**WHAT IS NEEDED:** Report back each line of the records that contains the string "Pernyataan".

**GIVEN RECORDS:**
--

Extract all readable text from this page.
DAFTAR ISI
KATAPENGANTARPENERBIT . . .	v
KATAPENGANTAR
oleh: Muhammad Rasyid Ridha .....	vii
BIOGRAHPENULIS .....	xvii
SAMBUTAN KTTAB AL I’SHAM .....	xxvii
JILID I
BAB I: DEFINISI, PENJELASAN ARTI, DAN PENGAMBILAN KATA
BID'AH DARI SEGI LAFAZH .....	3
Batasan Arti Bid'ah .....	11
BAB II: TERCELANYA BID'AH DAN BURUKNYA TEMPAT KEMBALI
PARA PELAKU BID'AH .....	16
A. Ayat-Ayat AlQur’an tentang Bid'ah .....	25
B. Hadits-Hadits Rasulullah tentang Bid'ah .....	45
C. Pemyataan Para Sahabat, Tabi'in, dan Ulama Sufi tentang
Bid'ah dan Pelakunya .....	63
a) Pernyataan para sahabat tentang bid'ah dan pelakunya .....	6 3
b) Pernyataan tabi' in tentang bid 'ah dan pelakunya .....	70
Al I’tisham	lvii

--

**EXPECTED ANSWER:**
a) Pernyataan para sahabat tentang bid'ah dan pelakunya .....	6 3
b) Pernyataan tabi' in tentang bid 'ah dan pelakunya .....	70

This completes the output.